» Selected text:
◆ ◆ ◆ ◆

The Magnificent Adventurer () is a 1963 adventure film directed by Riccardo Freda. It is loosely based on real life events of Benvenuto Cellini.

Plot

Cast

Production
The Magnificent Adventurer was director Riccardo Freda's last film for Panda Cinematografica. It was based on the real-life character of Benvenuto Cellini, a sculptor, goldsmith, draftsman, soldier and musician. A memoir of his life gained huge popularity during the 19th century which became the inspiration for other famous writers such as Alexandre Dumas. Freda was fascinated by Cellini, declaring him Cellini has "always been a model of independence for me. However, he was more of a great brigand than a great artist." The script does follow Cellini's memoirs, and places him in an imaginary scenario.

The Magnificent Adventurer was shot under the title Le avventure di Benvenuto Cellini between March and April 1963 in Rome at Castle Sant'Angelo, Castle d'Ostia, and at the De Paolis Studios.

◆ ◆ ◆ ◆

» Your goal:
Write the next part of the article on the 1963 film The Magnificent Adventurer, picking up after its last sentence about where the film was shot.

» Provided records:
◆ ◆ ◆ ◆

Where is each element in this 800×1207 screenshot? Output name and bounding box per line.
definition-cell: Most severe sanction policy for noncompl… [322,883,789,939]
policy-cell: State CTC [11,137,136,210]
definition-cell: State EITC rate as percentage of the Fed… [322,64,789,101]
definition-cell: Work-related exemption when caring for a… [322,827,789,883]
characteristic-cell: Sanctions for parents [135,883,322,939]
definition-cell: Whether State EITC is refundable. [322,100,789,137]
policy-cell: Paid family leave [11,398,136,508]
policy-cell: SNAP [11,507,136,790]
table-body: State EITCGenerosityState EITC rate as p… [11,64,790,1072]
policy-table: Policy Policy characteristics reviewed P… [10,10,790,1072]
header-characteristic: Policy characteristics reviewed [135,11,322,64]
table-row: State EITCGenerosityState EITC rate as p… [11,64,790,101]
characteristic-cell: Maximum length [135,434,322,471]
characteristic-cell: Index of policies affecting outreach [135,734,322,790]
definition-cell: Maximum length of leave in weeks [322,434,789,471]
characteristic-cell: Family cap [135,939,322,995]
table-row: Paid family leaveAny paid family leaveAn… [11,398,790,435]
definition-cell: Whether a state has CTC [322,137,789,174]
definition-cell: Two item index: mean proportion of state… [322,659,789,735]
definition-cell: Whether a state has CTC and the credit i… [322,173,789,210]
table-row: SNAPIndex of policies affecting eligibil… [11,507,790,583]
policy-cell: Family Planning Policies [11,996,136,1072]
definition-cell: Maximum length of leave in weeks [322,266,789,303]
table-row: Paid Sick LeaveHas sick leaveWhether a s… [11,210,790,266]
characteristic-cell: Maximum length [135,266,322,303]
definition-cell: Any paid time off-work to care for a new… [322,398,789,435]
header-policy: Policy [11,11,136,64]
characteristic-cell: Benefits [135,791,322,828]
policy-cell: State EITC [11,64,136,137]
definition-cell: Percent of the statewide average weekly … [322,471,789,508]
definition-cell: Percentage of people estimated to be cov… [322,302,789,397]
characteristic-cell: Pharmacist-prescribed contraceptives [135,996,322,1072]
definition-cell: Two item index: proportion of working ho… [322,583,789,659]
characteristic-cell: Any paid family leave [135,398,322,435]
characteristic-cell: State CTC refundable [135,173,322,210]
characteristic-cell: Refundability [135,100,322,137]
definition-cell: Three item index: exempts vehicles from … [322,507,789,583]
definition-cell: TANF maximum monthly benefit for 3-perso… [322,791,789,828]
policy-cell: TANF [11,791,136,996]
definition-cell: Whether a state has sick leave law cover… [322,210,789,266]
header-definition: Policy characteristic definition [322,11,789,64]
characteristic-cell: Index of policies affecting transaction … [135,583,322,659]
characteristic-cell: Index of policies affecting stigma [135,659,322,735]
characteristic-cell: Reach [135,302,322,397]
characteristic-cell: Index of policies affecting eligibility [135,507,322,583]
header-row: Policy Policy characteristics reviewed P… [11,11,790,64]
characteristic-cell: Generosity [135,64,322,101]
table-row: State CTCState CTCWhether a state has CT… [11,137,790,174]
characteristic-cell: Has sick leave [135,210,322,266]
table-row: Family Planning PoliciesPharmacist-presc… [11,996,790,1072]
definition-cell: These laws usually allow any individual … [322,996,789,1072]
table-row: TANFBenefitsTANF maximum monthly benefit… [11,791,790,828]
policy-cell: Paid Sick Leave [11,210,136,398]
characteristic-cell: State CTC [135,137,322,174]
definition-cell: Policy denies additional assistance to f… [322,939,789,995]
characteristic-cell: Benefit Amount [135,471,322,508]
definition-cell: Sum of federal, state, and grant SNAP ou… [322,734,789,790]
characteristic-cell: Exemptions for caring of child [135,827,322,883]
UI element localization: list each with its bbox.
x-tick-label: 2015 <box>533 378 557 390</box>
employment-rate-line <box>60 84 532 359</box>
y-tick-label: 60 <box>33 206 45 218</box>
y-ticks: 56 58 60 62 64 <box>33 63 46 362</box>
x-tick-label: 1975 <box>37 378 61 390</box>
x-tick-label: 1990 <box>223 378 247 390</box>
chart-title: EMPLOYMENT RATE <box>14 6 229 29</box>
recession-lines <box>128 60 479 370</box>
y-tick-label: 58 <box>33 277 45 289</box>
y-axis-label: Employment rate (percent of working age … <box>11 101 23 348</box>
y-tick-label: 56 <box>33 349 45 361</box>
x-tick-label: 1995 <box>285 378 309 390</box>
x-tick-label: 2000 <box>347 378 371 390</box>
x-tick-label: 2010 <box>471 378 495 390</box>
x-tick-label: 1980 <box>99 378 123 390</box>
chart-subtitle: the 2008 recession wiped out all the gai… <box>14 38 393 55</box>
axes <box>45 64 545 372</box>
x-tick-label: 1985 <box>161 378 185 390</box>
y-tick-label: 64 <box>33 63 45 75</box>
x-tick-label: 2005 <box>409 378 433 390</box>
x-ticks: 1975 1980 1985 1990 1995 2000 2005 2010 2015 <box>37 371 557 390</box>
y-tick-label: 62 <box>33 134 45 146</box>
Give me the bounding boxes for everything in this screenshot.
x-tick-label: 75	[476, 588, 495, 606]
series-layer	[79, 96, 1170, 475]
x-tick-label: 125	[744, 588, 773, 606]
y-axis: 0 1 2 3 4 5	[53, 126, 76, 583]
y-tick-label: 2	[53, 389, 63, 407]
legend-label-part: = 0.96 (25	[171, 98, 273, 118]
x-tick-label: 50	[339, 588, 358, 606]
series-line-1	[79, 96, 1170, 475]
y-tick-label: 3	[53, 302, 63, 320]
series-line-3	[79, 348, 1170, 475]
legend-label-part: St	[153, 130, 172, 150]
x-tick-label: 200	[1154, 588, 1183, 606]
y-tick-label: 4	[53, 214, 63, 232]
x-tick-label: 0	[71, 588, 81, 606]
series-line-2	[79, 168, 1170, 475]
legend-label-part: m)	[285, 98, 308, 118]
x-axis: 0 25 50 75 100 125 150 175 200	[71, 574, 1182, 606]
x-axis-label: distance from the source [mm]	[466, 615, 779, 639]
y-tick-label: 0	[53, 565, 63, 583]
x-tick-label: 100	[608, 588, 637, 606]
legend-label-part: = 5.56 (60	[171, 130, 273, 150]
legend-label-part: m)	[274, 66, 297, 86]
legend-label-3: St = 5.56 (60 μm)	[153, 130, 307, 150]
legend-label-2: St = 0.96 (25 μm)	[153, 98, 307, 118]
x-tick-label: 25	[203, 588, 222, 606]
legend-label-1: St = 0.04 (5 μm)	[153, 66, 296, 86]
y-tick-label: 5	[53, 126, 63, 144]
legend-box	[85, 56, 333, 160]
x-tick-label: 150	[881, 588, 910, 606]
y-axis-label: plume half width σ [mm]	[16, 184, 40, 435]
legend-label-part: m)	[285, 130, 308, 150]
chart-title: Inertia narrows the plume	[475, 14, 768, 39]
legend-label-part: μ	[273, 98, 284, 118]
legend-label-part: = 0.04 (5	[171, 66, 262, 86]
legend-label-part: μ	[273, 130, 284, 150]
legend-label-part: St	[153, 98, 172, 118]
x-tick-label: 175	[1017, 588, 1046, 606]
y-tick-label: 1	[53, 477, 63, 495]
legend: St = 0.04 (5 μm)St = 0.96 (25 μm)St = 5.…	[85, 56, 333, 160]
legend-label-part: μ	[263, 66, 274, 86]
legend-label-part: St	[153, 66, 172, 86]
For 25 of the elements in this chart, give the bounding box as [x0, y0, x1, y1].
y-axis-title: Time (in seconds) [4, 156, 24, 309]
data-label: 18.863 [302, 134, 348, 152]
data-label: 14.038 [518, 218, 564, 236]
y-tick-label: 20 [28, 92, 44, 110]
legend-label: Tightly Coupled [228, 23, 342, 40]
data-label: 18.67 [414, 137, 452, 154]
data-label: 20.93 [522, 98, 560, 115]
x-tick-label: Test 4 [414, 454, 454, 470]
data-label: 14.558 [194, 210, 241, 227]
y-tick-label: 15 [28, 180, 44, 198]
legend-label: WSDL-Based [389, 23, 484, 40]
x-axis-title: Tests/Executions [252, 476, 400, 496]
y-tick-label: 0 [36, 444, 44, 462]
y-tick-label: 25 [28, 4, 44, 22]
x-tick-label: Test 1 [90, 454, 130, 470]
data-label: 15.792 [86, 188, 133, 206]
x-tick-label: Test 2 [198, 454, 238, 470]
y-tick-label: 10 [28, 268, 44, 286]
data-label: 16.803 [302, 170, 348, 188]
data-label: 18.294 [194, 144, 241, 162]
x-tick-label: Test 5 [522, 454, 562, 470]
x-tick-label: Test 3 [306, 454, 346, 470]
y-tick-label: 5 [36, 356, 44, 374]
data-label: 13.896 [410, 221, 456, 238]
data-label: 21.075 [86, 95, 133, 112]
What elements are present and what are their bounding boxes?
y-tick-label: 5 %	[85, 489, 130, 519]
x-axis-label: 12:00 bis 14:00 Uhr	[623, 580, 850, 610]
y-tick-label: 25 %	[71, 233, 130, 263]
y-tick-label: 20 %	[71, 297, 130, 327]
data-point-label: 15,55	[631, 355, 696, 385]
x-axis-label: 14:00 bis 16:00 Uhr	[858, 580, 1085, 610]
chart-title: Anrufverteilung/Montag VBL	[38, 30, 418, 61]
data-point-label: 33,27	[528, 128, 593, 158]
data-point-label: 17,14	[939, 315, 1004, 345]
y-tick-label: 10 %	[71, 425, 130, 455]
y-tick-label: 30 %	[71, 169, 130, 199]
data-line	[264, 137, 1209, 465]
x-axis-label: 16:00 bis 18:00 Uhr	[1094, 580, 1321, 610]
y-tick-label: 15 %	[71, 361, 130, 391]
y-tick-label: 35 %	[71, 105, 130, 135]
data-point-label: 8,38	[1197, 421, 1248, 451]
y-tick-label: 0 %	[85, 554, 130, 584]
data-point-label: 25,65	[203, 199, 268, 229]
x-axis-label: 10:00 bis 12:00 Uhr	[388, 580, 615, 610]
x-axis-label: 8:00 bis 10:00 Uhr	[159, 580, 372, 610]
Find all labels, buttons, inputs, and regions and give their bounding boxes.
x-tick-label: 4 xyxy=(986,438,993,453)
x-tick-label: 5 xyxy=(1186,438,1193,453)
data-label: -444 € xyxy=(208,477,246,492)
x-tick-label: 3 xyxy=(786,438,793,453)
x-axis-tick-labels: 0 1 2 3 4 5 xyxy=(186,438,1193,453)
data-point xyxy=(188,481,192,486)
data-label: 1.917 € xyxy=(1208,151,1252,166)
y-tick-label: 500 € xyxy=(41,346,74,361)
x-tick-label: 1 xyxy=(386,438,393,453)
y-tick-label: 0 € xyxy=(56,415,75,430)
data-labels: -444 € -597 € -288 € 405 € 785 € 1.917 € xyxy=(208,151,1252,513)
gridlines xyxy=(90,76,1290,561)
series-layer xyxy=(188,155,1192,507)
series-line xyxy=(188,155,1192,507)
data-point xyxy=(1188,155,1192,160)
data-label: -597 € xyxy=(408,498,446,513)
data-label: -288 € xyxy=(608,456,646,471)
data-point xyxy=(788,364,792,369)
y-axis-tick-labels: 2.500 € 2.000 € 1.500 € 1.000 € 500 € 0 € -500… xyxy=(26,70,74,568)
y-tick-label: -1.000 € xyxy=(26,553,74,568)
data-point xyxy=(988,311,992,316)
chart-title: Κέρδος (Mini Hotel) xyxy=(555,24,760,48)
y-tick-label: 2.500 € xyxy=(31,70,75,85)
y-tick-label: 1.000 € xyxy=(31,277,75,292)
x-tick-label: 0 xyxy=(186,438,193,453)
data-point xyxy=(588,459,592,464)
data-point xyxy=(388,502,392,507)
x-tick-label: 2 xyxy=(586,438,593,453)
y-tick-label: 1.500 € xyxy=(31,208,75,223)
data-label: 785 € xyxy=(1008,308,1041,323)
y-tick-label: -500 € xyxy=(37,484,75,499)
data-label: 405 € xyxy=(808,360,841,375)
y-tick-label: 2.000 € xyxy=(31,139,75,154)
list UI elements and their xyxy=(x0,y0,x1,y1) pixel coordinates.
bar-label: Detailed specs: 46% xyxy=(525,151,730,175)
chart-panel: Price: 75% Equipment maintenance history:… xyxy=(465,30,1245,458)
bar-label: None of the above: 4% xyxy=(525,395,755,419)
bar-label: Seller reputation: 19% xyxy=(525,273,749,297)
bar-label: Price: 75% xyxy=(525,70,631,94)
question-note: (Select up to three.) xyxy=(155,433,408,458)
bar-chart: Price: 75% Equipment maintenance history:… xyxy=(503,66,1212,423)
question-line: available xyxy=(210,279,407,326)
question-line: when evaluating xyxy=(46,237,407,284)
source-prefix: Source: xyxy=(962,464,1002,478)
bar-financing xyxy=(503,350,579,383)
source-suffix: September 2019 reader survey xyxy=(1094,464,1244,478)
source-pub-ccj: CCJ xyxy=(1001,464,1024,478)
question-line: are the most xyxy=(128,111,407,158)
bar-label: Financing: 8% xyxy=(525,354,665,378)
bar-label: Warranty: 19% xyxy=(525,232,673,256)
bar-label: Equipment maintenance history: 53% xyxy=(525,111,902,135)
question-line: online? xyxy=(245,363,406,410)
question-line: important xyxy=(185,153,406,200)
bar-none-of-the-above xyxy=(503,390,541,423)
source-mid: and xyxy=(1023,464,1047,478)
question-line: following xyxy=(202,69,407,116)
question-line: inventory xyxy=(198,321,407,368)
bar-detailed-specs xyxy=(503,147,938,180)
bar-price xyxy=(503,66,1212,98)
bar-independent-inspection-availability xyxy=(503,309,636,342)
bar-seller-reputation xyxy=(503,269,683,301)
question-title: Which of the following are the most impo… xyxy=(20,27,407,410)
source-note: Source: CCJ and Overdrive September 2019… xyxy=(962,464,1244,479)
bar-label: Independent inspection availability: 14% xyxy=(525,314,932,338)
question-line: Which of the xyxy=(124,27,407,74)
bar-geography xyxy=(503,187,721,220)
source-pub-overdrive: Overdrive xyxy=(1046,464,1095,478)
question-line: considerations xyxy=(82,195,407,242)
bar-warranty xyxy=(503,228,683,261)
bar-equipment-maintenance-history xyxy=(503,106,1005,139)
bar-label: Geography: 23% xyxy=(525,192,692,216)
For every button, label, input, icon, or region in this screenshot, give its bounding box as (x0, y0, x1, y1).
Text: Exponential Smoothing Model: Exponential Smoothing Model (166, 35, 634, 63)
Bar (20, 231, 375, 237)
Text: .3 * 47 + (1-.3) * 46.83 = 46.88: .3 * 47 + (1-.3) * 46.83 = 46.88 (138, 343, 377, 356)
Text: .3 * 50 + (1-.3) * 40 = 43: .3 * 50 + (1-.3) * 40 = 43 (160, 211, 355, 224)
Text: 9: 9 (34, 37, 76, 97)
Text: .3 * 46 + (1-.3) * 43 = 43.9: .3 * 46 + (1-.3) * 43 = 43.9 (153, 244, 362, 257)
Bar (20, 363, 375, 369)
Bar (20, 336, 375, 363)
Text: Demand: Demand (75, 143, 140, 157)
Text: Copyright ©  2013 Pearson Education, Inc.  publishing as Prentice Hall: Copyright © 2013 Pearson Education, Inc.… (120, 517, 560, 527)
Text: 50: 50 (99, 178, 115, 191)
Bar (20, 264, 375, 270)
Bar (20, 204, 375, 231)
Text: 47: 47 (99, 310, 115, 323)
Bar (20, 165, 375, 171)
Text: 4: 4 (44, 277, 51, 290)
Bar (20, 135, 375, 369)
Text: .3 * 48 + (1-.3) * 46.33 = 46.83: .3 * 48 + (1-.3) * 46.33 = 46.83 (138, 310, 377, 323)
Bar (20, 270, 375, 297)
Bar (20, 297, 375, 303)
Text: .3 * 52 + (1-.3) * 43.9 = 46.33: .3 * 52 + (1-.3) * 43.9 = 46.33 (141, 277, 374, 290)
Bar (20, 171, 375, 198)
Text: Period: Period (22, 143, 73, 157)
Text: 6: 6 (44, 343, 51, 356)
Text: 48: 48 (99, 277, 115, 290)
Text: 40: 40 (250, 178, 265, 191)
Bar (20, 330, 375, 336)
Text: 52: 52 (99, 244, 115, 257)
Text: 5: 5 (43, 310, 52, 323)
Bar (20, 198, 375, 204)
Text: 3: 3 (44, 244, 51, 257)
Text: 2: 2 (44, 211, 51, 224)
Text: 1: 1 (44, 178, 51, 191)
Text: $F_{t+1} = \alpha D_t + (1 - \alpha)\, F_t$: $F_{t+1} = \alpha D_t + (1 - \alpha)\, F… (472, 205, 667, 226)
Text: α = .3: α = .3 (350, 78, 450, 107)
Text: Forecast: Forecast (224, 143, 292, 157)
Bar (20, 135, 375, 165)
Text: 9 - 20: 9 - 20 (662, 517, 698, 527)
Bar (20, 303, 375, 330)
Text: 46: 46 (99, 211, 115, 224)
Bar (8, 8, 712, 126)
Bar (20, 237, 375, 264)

◆ ◆ ◆ ◆

» Written answer:
Release
The Magnificent Adventurer was released in Italy on August 3, 1963 where it was distributed by Regional. It grossed 121 million lire in Italy which film historian and critic Roberto Curti described as "nondescript". The film was released as Laventurier magnifigue (L'Aigle de Florence) and was purchased by American International Pictures for distribution to television as The Magnificent Adventurer. It was also released under the title The Burning of Rome.

Reception 
A contemporary review in the Monthly Film Bulletin described the film as "more serious and sober than much of Freda's other recent work, and his admirers may be a little disappointed at the often lethargic and lackluster result, which is quite inferior to the very similar Seventh Sword for instance."

Richard Roud referred to the film as "a constant pleasure to the eye" and "a glittering riot of delicate colour shadings in both sets and costumes".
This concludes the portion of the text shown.